# [Exercise task]
Give the number of lines that include the word "each", nothing more.

# [Working data]
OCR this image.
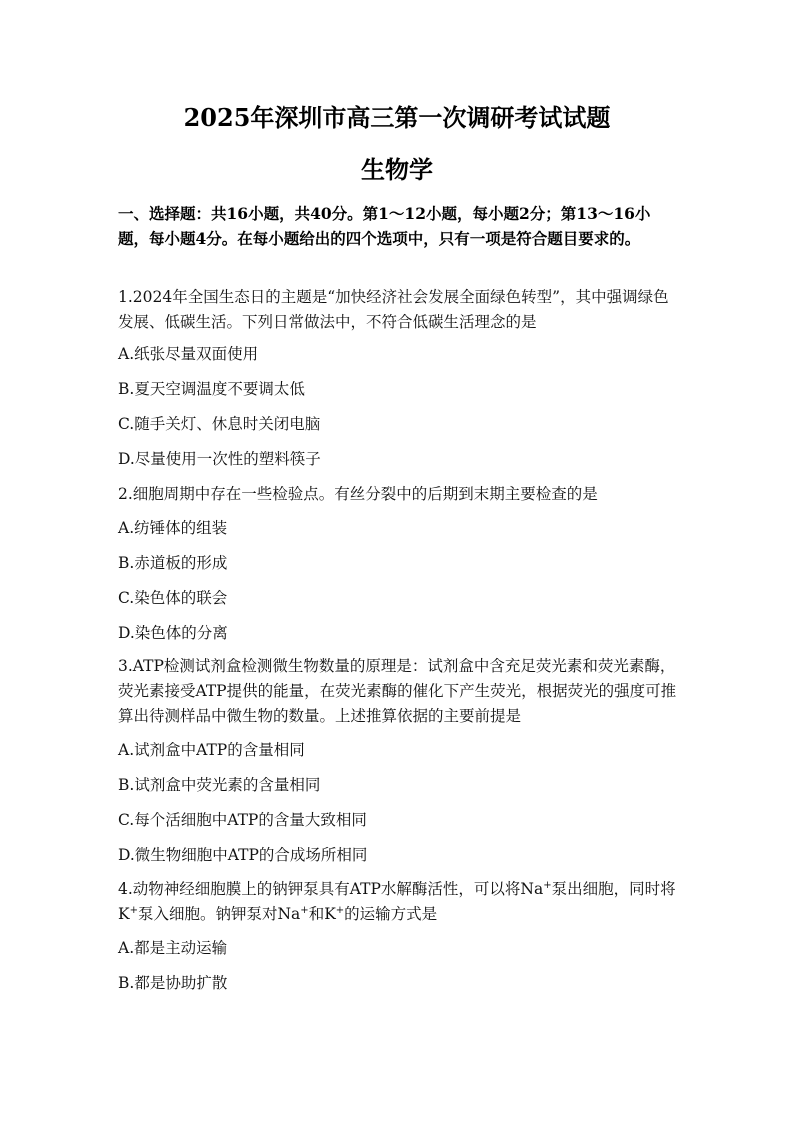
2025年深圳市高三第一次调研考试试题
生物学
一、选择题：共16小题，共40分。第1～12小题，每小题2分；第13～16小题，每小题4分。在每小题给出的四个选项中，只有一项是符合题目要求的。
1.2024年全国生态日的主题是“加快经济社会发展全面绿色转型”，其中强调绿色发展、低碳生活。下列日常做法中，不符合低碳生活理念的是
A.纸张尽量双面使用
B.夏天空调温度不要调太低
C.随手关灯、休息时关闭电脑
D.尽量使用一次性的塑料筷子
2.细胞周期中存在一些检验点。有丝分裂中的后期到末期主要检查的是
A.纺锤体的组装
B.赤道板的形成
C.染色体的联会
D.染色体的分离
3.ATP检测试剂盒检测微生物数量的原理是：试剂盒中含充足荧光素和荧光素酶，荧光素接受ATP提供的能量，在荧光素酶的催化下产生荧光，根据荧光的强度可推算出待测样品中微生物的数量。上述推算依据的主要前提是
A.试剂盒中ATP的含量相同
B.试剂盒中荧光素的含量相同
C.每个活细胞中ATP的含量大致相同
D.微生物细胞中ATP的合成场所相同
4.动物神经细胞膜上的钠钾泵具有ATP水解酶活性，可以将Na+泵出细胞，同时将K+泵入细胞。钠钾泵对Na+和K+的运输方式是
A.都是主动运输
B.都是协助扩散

* * *

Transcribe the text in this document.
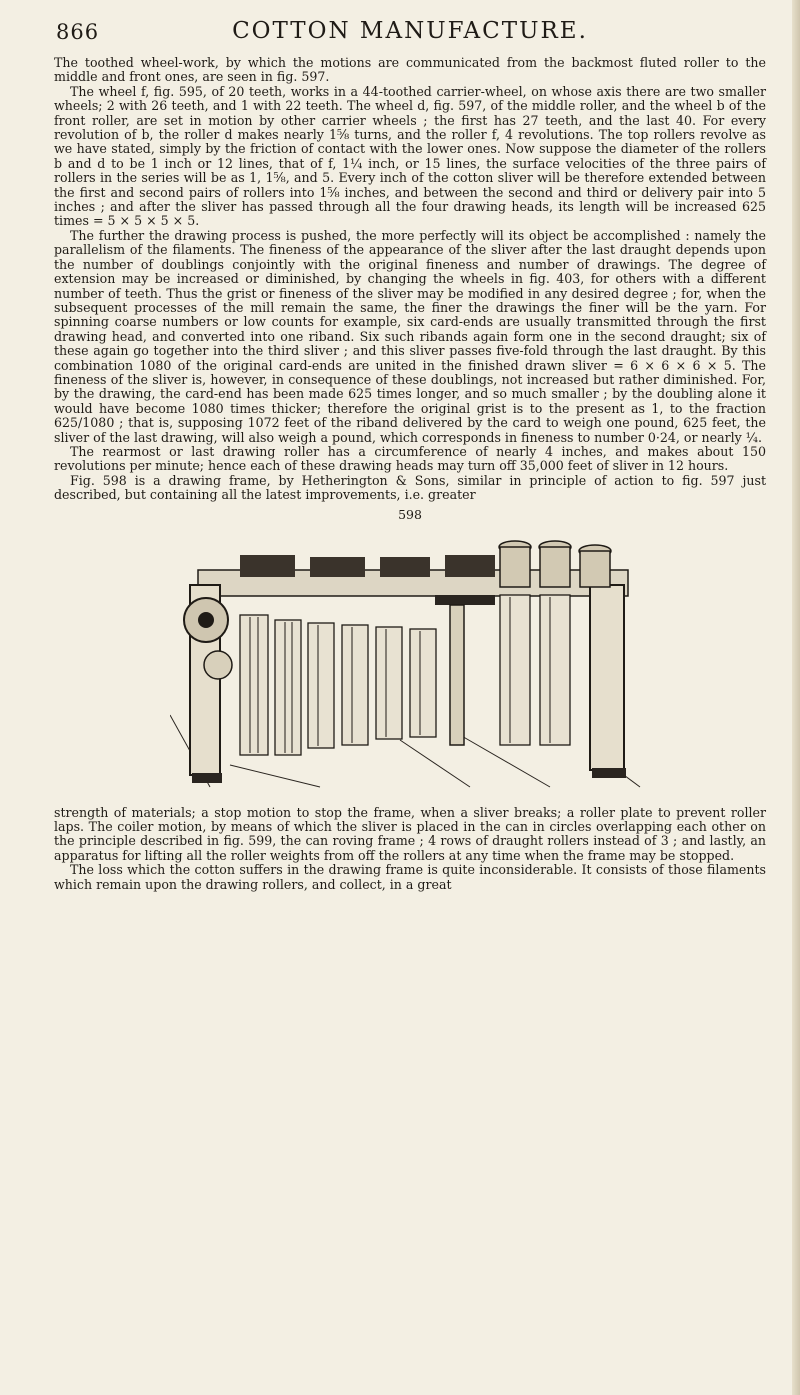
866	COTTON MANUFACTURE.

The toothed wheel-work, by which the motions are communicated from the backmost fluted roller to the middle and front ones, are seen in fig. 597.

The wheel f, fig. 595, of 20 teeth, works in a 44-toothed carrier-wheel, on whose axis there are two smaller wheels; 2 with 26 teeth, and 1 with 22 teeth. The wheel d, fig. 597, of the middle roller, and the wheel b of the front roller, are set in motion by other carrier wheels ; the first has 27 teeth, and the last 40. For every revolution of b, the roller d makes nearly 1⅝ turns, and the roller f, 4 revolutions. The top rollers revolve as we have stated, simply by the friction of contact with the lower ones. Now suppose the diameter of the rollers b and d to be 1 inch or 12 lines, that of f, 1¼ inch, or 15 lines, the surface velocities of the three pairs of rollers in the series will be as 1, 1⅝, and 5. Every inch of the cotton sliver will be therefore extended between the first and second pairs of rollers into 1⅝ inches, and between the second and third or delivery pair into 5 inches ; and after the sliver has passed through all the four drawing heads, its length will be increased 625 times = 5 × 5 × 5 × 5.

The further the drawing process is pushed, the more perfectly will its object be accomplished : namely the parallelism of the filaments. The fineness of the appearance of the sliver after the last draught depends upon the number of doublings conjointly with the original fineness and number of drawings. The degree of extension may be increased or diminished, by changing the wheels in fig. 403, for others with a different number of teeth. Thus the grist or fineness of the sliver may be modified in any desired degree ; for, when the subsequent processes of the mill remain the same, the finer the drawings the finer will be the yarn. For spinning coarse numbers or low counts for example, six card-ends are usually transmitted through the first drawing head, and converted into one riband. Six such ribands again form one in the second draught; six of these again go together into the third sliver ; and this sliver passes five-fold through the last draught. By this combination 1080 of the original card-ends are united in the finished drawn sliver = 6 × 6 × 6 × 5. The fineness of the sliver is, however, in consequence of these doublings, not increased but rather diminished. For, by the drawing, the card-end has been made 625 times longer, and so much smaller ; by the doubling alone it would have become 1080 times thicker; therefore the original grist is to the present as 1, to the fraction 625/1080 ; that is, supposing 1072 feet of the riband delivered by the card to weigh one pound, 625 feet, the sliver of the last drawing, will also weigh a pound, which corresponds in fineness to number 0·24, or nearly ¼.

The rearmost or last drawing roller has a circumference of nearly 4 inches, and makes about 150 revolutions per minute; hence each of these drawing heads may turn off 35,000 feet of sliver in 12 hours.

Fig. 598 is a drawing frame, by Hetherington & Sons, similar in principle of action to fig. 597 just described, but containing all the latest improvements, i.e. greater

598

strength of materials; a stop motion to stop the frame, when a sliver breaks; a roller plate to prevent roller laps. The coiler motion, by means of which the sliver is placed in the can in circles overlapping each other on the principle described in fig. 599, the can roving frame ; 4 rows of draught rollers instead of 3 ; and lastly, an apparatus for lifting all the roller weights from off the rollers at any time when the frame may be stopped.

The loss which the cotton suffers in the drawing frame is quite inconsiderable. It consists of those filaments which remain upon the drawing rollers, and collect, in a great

# [Final answer]
2